**Extracted data**
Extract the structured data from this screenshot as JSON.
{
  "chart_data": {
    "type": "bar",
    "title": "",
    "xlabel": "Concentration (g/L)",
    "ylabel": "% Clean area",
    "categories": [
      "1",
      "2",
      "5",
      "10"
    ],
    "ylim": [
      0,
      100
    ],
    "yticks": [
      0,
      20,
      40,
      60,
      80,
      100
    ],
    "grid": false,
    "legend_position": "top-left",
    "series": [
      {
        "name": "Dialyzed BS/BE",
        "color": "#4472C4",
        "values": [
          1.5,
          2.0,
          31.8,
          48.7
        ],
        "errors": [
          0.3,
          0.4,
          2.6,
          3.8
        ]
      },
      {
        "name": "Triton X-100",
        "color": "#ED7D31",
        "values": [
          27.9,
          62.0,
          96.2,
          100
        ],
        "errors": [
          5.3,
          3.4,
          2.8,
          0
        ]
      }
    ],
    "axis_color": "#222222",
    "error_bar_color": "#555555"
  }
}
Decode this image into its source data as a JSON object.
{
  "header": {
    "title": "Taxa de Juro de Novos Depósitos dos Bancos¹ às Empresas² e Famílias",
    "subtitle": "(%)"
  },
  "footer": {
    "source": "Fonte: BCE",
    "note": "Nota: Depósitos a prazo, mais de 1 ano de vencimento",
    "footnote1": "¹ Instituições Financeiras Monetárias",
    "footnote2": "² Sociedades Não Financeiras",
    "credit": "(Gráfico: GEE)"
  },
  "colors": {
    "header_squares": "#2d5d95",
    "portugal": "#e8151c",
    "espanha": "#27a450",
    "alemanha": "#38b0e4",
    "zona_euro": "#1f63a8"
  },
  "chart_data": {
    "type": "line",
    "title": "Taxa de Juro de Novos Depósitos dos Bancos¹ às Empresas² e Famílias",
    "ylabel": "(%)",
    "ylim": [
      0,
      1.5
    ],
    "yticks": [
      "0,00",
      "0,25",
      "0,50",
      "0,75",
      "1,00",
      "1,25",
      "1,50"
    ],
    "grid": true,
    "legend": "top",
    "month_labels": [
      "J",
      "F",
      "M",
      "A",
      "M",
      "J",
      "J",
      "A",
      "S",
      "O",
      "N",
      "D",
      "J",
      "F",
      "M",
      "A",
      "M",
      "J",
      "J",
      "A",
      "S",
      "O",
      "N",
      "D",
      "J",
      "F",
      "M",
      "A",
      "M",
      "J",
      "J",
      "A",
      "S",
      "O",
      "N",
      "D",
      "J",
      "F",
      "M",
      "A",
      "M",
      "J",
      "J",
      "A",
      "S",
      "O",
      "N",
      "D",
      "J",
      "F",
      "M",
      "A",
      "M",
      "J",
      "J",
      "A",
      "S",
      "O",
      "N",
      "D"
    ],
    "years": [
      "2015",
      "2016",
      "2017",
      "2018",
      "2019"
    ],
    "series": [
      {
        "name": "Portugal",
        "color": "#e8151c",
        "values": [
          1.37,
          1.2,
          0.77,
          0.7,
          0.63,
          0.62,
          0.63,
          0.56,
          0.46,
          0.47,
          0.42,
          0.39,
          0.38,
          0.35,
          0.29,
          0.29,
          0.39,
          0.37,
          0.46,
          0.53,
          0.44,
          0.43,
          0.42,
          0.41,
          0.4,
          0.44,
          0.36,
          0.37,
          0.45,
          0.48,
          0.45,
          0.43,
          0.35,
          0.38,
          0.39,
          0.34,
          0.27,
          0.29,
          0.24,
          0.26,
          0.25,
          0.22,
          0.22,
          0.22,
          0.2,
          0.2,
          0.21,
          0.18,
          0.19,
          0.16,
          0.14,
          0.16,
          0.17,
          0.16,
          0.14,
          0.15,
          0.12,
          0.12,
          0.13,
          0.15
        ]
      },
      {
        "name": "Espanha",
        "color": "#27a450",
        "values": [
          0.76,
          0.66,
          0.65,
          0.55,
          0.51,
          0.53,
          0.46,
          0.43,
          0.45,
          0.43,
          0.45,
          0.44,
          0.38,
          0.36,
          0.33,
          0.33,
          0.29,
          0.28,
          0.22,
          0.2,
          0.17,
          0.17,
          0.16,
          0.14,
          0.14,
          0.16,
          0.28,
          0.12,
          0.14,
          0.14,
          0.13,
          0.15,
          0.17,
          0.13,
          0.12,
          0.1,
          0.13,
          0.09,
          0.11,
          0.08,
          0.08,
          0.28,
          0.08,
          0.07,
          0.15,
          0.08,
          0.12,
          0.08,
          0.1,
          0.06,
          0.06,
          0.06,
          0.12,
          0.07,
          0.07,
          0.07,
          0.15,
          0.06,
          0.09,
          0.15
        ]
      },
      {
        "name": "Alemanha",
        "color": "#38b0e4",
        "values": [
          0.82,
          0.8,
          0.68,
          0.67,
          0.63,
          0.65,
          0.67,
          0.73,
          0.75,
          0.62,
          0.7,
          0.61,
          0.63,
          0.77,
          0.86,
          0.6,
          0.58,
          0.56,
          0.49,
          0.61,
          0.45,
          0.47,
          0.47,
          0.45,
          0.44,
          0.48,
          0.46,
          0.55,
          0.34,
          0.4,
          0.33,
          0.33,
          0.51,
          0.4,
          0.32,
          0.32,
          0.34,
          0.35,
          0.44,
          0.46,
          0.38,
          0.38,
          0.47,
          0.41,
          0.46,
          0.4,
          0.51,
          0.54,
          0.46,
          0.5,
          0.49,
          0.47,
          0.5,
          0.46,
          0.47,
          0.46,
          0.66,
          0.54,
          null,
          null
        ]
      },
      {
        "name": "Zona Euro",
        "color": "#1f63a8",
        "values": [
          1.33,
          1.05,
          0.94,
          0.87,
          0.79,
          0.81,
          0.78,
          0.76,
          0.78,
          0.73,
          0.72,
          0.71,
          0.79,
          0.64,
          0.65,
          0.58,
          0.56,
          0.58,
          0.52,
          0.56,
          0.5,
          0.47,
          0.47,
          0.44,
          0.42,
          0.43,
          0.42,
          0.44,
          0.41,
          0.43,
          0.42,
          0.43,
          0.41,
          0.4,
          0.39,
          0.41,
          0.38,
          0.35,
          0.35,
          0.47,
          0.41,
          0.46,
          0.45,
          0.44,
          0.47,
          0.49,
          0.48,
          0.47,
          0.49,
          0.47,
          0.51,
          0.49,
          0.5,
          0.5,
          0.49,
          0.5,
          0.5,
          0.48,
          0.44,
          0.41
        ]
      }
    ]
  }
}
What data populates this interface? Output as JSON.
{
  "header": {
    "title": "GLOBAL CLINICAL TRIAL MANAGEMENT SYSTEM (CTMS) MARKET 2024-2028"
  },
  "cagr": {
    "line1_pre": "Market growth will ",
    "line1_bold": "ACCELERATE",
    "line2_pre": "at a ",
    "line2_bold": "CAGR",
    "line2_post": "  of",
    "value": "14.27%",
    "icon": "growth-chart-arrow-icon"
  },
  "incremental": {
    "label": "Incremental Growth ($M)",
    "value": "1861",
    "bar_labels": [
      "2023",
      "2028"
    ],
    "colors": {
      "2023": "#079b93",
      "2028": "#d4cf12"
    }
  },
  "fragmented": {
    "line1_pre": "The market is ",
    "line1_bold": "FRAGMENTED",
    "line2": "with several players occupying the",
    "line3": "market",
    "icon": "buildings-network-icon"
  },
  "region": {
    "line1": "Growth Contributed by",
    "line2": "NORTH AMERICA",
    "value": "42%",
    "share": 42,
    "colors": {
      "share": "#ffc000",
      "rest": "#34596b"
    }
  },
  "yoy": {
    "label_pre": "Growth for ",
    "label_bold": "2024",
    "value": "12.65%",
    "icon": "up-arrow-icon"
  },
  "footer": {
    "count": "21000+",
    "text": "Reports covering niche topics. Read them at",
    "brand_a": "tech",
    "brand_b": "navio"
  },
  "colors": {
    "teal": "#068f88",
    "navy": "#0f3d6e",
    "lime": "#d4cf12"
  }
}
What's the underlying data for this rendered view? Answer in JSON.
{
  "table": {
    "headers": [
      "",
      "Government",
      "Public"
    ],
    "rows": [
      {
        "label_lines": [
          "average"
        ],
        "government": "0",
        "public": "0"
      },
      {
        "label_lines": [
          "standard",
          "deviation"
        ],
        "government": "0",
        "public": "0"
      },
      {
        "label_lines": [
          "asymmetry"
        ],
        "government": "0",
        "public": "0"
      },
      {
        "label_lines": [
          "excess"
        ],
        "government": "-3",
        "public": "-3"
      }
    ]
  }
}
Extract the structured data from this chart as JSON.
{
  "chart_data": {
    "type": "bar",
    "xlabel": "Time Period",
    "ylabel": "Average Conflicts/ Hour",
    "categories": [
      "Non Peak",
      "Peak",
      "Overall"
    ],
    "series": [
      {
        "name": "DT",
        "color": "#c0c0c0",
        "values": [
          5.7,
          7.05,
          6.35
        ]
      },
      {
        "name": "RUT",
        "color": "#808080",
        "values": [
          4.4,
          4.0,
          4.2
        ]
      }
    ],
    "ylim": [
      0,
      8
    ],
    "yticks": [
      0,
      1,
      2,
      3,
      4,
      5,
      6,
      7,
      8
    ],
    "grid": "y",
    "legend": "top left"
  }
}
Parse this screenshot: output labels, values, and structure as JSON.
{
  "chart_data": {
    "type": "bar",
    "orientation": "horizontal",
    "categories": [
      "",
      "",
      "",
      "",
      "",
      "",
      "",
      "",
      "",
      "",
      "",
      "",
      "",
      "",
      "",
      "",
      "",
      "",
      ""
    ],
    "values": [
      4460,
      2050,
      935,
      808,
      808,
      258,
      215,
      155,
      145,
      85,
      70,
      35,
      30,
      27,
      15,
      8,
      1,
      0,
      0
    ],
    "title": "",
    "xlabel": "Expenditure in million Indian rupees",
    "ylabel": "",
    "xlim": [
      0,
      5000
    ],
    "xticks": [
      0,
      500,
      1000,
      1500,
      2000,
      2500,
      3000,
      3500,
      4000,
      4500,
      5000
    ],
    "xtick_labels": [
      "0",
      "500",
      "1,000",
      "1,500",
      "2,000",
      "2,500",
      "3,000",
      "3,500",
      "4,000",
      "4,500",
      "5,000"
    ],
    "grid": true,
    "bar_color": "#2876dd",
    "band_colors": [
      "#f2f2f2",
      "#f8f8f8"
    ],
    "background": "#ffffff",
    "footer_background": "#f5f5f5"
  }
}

**What you should do**
Starting with the line that contains "Parse this screenshot: output", output every line through the end of the listing above, unchanged.

**Final result**
Parse this screenshot: output labels, values, and structure as JSON.
{
  "chart_data": {
    "type": "bar",
    "orientation": "horizontal",
    "categories": [
      "",
      "",
      "",
      "",
      "",
      "",
      "",
      "",
      "",
      "",
      "",
      "",
      "",
      "",
      "",
      "",
      "",
      "",
      ""
    ],
    "values": [
      4460,
      2050,
      935,
      808,
      808,
      258,
      215,
      155,
      145,
      85,
      70,
      35,
      30,
      27,
      15,
      8,
      1,
      0,
      0
    ],
    "title": "",
    "xlabel": "Expenditure in million Indian rupees",
    "ylabel": "",
    "xlim": [
      0,
      5000
    ],
    "xticks": [
      0,
      500,
      1000,
      1500,
      2000,
      2500,
      3000,
      3500,
      4000,
      4500,
      5000
    ],
    "xtick_labels": [
      "0",
      "500",
      "1,000",
      "1,500",
      "2,000",
      "2,500",
      "3,000",
      "3,500",
      "4,000",
      "4,500",
      "5,000"
    ],
    "grid": true,
    "bar_color": "#2876dd",
    "band_colors": [
      "#f2f2f2",
      "#f8f8f8"
    ],
    "background": "#ffffff",
    "footer_background": "#f5f5f5"
  }
}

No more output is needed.